Read through the entries below and return each line with the word "ohjaava".

Dataset entries
* * * * * * *

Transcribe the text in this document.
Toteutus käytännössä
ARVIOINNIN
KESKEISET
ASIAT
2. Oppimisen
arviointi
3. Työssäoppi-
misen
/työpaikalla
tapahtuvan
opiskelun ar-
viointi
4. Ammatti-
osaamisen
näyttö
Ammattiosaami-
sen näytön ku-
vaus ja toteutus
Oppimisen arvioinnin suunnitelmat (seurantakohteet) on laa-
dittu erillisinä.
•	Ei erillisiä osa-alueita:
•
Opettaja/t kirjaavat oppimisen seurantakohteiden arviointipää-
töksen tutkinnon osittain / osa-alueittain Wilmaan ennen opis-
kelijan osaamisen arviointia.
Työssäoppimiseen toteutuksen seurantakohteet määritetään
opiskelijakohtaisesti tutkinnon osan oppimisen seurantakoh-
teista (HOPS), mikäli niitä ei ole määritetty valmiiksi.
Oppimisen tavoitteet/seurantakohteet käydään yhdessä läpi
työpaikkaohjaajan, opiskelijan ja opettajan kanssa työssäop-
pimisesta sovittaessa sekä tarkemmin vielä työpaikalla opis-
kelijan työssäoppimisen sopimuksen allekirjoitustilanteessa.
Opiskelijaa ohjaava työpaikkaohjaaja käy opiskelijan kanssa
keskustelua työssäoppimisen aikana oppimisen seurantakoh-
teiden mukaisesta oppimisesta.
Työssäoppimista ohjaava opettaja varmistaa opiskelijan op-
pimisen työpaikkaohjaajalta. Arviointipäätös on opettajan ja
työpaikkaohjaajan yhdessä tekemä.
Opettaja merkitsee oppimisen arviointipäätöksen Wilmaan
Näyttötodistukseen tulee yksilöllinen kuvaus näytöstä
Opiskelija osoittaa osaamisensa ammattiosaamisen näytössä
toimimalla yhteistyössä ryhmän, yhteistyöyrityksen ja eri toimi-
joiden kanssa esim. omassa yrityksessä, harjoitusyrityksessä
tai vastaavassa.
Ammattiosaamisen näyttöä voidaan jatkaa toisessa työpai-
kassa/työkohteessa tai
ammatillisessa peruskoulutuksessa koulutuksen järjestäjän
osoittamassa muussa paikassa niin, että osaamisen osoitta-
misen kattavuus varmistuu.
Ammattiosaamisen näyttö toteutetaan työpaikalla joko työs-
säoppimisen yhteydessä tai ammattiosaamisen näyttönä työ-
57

* * * * * * *

Complete response
Opiskelijaa ohjaava työpaikkaohjaaja käy opiskelijan kanssa
Työssäoppimista ohjaava opettaja varmistaa opiskelijan op-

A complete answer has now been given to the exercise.